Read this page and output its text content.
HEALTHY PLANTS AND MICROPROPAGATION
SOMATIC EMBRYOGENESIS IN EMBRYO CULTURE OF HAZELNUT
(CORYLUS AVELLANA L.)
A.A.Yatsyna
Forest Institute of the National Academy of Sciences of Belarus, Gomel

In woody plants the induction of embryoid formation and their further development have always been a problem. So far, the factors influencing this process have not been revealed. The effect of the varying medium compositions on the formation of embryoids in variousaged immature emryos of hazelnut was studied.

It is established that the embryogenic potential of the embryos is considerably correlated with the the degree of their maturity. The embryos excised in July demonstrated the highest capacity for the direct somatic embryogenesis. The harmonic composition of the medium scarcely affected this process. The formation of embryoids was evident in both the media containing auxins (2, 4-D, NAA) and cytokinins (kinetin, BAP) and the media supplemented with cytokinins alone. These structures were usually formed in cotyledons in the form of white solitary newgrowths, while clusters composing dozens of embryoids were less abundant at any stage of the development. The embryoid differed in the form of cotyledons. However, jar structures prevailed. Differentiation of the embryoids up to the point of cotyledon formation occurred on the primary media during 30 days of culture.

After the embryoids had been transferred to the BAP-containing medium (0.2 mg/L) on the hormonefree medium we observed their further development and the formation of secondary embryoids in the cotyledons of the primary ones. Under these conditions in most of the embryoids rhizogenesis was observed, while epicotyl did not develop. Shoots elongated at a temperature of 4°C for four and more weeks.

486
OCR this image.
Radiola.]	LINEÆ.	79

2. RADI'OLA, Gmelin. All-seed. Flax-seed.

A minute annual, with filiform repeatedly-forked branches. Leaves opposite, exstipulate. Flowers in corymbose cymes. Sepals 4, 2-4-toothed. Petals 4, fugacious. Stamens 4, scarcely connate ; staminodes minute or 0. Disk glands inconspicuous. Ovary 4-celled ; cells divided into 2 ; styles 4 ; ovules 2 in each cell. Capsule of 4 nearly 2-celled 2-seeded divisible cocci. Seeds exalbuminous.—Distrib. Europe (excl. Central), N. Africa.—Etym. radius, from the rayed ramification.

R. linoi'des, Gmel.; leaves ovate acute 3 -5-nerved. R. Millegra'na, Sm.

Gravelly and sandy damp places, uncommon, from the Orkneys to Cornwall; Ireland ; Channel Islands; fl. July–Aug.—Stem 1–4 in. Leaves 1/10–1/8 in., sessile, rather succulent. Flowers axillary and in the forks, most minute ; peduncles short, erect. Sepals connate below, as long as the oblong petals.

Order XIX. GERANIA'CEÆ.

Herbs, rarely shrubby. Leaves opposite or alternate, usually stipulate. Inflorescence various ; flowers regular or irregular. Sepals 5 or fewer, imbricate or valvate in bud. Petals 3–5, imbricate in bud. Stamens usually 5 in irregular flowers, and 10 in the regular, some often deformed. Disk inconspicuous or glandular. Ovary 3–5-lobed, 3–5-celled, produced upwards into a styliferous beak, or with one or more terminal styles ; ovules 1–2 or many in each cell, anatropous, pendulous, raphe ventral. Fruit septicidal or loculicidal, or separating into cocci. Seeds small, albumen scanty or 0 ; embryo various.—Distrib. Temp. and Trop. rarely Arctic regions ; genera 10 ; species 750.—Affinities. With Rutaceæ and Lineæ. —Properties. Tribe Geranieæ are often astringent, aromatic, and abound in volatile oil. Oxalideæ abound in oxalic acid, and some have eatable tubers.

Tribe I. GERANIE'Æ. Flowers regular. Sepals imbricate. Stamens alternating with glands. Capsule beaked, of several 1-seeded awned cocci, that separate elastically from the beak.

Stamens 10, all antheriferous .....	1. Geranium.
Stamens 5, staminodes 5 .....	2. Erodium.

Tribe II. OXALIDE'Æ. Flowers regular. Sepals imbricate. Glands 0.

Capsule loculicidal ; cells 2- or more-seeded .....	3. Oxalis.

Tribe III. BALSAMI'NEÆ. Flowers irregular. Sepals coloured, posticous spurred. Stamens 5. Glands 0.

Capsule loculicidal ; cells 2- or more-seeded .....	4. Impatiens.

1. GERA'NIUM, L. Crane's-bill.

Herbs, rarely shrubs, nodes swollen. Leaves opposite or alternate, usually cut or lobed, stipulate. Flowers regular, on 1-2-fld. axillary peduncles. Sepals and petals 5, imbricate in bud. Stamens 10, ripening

Your task » Which lines above contain the word "inconspicuous"? Copy each one.

Written response »
A minute annual, with filiform repeatedly-forked branches. Leaves opposite, exstipulate. Flowers in corymbose cymes. Sepals 4, 2-4-toothed. Petals 4, fugacious. Stamens 4, scarcely connate ; staminodes minute or 0. Disk glands inconspicuous. Ovary 4-celled ; cells divided into 2 ; styles 4 ; ovules 2 in each cell. Capsule of 4 nearly 2-celled 2-seeded divisible cocci. Seeds exalbuminous.—Distrib. Europe (excl. Central), N. Africa.—Etym. radius, from the rayed ramification.
Herbs, rarely shrubby. Leaves opposite or alternate, usually stipulate. Inflorescence various ; flowers regular or irregular. Sepals 5 or fewer, imbricate or valvate in bud. Petals 3–5, imbricate in bud. Stamens usually 5 in irregular flowers, and 10 in the regular, some often deformed. Disk inconspicuous or glandular. Ovary 3–5-lobed, 3–5-celled, produced upwards into a styliferous beak, or with one or more terminal styles ; ovules 1–2 or many in each cell, anatropous, pendulous, raphe ventral. Fruit septicidal or loculicidal, or separating into cocci. Seeds small, albumen scanty or 0 ; embryo various.—Distrib. Temp. and Trop. rarely Arctic regions ; genera 10 ; species 750.—Affinities. With Rutaceæ and Lineæ. —Properties. Tribe Geranieæ are often astringent, aromatic, and abound in volatile oil. Oxalideæ abound in oxalic acid, and some have eatable tubers.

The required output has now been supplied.